----- Task input -----
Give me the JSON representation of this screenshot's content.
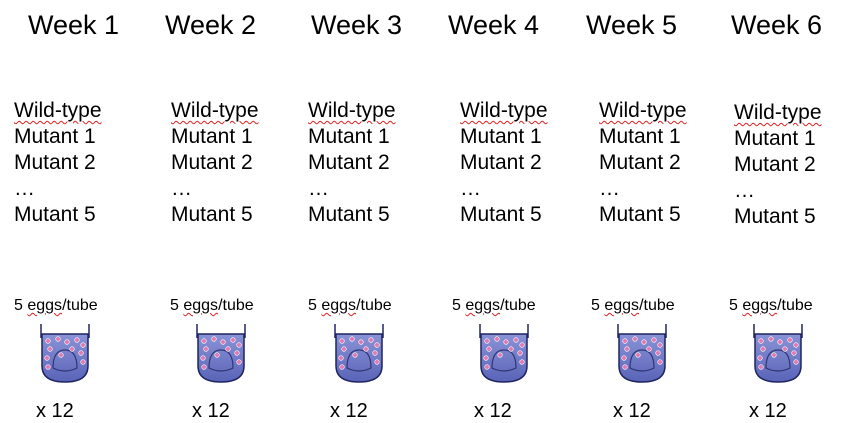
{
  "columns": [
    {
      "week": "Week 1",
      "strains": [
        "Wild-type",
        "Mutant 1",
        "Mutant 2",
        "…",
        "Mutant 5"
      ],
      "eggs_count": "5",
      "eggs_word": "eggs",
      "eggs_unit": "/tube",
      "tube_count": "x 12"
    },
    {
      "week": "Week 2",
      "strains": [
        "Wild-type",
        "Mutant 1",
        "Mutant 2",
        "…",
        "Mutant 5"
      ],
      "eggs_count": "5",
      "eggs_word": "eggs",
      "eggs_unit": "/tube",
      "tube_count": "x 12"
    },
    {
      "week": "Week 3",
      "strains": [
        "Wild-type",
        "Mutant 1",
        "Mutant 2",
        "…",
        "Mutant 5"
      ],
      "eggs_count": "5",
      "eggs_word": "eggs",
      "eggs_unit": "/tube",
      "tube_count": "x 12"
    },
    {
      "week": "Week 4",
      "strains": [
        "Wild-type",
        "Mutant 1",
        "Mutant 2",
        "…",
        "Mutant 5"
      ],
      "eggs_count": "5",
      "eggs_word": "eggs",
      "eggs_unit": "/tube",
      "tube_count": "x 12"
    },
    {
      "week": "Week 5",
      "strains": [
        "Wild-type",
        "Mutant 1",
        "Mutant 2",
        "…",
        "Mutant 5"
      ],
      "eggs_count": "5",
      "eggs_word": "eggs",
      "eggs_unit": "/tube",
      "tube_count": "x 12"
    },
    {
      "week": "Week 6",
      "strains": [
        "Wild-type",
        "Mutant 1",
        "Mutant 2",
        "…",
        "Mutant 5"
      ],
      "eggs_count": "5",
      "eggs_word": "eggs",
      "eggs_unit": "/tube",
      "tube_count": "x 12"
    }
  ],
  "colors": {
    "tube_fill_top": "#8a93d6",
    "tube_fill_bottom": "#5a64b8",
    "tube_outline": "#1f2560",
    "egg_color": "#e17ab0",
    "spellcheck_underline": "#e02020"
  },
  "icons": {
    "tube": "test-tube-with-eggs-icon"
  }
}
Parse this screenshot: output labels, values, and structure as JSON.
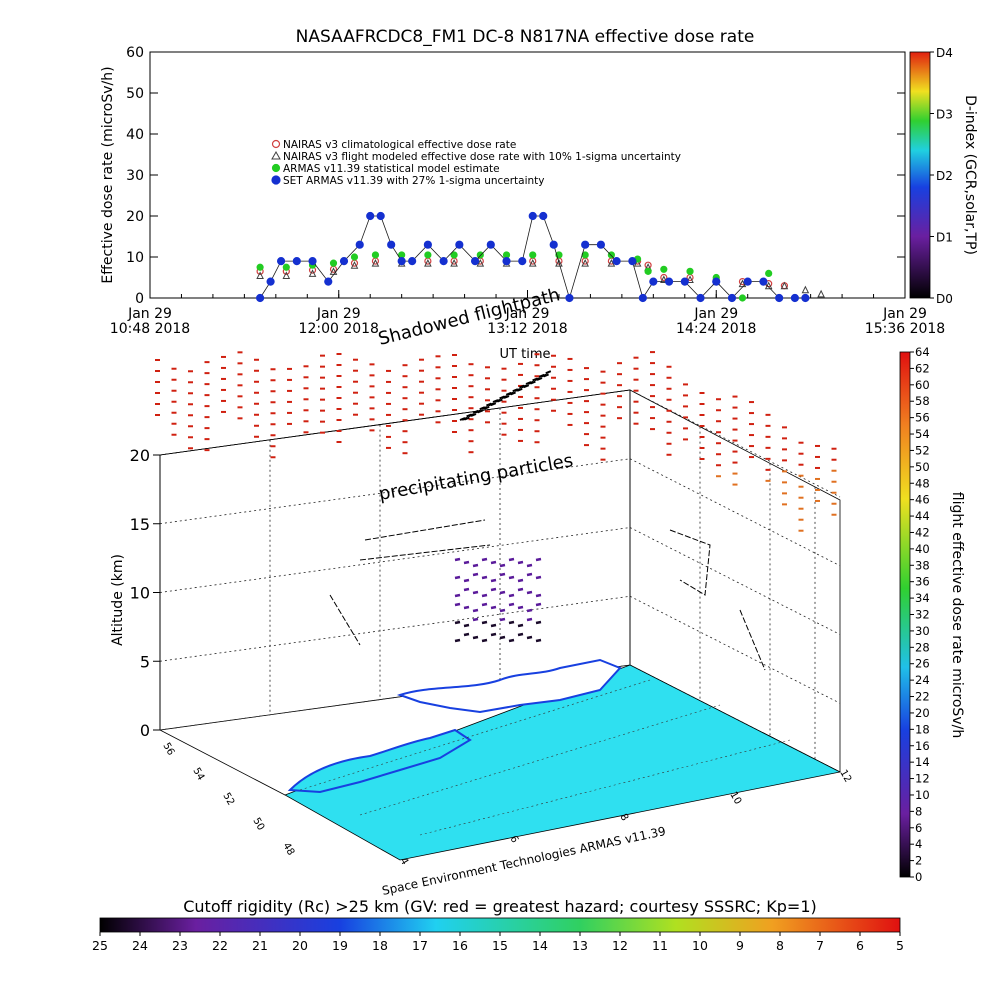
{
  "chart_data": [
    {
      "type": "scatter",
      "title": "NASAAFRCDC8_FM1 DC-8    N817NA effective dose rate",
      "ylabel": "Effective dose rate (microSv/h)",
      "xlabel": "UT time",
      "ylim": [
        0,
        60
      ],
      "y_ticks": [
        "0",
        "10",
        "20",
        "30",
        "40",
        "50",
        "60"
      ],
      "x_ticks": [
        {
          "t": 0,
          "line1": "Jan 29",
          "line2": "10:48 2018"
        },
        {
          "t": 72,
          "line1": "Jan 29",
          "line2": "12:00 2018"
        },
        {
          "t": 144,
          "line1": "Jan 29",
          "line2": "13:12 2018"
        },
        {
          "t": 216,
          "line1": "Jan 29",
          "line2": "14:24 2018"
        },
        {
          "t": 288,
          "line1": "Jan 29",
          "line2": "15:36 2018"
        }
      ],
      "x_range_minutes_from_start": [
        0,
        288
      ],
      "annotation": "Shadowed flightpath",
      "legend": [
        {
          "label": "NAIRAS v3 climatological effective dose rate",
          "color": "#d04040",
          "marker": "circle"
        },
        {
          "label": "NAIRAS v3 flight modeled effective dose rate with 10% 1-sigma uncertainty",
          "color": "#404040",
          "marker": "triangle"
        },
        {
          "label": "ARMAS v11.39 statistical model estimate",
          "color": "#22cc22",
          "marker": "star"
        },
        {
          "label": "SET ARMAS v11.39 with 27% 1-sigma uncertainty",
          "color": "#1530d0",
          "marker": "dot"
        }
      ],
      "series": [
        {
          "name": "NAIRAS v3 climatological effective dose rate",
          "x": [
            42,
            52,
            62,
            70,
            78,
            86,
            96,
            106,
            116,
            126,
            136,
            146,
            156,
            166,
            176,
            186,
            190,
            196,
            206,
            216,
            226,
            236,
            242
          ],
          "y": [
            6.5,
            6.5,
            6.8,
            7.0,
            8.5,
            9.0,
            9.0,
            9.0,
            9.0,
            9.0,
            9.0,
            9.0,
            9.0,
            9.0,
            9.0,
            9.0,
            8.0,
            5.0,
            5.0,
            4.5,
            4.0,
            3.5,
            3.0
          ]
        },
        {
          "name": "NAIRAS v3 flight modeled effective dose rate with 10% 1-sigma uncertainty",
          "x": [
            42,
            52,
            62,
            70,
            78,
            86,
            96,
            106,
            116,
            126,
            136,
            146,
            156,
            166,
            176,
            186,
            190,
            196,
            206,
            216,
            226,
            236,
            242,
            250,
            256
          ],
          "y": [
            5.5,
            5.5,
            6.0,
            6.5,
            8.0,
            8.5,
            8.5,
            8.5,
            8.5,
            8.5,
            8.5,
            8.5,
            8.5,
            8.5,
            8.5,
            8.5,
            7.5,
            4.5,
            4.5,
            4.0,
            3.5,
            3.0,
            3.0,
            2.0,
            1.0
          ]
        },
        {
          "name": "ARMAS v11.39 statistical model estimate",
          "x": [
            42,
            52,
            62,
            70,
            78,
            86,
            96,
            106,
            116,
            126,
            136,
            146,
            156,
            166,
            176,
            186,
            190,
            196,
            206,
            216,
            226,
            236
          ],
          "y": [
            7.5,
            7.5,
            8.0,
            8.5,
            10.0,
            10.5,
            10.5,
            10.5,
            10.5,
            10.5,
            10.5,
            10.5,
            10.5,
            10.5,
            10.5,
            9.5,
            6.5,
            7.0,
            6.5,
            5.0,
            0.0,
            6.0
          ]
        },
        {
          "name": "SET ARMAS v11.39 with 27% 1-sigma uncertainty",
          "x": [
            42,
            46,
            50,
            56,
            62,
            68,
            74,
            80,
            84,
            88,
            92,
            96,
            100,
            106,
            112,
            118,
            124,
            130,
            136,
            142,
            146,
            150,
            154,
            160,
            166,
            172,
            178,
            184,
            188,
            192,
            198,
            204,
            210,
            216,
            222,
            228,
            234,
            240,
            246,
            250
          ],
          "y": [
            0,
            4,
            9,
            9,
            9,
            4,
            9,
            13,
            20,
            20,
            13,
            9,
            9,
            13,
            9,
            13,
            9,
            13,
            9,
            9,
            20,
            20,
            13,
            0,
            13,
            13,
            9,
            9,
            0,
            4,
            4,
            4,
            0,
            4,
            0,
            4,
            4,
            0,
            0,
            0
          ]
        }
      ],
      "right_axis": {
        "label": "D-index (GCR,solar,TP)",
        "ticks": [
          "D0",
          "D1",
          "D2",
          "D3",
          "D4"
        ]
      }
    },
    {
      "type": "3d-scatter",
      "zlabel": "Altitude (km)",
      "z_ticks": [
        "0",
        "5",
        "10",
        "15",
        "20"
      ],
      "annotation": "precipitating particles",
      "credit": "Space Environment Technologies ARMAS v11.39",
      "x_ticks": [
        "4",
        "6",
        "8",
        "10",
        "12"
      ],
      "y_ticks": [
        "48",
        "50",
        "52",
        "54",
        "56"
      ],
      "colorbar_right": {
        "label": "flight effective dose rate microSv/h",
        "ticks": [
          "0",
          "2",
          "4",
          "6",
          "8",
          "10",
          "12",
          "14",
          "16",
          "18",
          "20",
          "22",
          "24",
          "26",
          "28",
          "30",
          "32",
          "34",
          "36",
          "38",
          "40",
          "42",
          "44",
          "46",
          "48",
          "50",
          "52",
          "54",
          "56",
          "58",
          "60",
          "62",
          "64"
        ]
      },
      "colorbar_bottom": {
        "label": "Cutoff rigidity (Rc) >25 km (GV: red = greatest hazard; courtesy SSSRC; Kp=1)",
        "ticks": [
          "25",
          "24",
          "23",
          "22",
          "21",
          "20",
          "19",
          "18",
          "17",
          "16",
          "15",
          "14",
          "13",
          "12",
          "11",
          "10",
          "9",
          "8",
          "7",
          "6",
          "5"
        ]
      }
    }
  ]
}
-----
----- Task input -----
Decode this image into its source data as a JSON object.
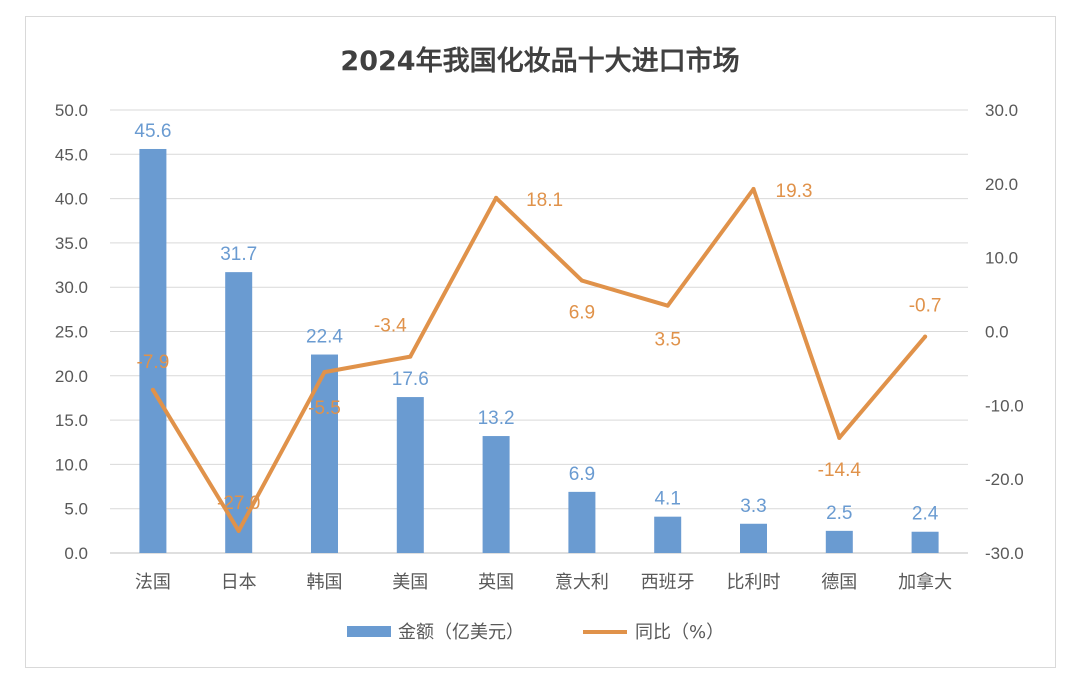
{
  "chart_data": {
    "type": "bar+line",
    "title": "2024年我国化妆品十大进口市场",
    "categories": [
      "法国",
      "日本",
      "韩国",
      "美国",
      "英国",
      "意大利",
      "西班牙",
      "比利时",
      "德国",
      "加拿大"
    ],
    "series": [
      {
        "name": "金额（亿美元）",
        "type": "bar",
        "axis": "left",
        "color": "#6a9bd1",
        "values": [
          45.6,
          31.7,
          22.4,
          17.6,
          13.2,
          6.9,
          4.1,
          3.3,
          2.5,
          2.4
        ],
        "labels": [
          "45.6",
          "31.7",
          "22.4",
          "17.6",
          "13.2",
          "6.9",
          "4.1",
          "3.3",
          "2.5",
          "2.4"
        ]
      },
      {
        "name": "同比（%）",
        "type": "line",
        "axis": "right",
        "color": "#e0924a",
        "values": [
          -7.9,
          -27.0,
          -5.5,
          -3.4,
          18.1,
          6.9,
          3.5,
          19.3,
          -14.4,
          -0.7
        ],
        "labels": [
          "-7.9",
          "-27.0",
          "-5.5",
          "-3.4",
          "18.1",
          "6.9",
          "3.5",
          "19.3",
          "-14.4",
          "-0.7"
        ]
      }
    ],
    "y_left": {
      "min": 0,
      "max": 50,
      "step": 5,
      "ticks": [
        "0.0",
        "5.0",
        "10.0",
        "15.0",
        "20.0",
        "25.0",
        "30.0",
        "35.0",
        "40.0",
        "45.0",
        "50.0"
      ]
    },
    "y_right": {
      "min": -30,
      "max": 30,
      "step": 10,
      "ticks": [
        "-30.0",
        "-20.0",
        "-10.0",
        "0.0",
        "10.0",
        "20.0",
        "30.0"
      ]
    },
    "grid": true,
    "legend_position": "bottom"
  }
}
-----
----- Task input -----
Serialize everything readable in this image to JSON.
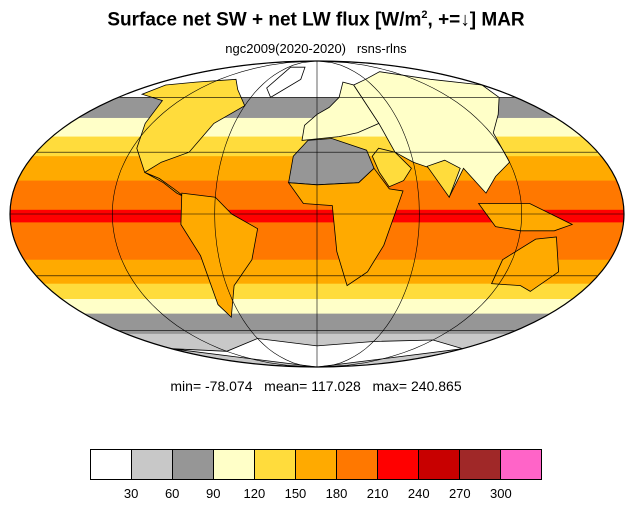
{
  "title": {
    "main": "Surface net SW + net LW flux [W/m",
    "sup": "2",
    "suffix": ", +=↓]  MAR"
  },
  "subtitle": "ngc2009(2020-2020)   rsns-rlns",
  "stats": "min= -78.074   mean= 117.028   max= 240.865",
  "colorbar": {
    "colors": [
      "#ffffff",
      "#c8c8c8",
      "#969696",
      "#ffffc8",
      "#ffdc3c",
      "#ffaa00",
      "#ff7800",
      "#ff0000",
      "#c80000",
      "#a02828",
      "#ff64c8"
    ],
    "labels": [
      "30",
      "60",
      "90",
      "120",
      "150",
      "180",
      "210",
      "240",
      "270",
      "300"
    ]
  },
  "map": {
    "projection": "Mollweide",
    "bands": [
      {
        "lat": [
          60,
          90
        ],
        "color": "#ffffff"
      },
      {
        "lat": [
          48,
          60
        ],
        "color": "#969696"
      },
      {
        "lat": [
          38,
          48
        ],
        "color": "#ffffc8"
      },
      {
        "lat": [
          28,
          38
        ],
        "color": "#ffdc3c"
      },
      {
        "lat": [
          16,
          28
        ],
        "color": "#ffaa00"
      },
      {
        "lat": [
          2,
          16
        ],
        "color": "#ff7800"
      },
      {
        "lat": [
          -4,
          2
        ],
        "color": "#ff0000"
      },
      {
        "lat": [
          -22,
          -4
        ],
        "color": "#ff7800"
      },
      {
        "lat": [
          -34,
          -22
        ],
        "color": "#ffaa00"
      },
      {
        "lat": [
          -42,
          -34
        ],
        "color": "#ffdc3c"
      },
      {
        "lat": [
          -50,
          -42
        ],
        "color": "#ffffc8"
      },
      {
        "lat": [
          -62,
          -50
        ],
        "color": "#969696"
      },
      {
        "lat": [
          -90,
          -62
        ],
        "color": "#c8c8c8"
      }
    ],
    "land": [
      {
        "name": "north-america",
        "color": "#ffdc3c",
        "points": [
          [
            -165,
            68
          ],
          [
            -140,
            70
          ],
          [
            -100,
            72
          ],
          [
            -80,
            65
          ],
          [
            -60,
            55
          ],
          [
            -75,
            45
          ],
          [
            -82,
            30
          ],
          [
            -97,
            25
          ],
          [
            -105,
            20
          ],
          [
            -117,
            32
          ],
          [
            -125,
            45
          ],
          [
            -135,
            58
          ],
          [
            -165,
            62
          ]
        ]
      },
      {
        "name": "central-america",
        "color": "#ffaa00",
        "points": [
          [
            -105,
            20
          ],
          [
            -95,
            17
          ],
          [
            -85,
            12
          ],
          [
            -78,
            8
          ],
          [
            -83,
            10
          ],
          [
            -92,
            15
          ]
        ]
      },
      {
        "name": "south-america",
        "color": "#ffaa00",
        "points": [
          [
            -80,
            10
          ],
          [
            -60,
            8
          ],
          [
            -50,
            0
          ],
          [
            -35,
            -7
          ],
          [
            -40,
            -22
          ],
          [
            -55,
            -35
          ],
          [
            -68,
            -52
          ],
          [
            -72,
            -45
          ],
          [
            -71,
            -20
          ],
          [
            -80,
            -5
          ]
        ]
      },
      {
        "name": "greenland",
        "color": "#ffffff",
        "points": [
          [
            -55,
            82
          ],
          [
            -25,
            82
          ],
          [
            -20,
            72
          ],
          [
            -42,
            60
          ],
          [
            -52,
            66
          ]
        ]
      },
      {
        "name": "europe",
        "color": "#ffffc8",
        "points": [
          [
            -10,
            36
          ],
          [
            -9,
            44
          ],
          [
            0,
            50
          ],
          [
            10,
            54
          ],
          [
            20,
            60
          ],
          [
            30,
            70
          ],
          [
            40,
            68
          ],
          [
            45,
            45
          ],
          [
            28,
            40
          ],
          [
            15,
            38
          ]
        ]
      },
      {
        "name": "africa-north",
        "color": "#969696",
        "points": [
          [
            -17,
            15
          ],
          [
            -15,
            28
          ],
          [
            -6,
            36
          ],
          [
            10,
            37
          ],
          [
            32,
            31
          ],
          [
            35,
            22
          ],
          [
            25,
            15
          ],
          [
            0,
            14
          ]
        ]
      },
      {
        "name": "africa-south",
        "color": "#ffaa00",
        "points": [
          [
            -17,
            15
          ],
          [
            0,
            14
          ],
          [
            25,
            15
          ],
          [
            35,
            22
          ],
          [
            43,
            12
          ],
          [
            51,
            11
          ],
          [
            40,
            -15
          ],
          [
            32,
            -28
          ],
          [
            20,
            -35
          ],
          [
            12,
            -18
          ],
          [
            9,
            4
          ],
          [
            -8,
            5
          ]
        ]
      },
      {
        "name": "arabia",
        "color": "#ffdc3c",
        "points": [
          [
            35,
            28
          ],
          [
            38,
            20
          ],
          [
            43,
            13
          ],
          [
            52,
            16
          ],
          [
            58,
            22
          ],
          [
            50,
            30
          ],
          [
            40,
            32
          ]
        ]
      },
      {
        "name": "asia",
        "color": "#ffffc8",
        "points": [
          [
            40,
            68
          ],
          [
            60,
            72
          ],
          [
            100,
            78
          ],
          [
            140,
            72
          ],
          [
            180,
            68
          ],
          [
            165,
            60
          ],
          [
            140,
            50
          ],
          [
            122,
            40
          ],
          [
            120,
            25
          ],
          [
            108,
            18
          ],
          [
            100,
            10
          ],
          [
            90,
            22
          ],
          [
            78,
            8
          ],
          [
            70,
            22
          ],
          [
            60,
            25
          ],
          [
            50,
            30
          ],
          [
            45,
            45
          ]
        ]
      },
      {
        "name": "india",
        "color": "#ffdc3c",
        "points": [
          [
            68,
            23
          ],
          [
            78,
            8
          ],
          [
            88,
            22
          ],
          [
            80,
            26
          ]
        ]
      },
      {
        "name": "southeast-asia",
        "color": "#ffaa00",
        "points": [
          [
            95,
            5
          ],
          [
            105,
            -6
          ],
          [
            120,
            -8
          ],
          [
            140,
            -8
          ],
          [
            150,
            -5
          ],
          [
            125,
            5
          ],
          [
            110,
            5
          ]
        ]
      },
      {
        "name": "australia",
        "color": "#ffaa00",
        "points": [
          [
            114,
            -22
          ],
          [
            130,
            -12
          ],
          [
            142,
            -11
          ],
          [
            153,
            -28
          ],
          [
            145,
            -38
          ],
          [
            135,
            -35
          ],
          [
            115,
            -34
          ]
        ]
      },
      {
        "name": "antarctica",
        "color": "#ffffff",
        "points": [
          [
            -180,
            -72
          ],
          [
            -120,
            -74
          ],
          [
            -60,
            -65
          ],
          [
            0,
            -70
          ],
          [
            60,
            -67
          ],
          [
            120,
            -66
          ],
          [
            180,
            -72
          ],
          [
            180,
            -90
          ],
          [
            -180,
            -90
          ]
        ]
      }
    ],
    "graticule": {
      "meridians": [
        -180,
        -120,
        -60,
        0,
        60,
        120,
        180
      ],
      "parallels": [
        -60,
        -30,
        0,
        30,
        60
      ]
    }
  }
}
-----
- _Exercise details_: How many lines in the records hold the string "annotation"? Reply with the number alone.

- _Complete answer_: 2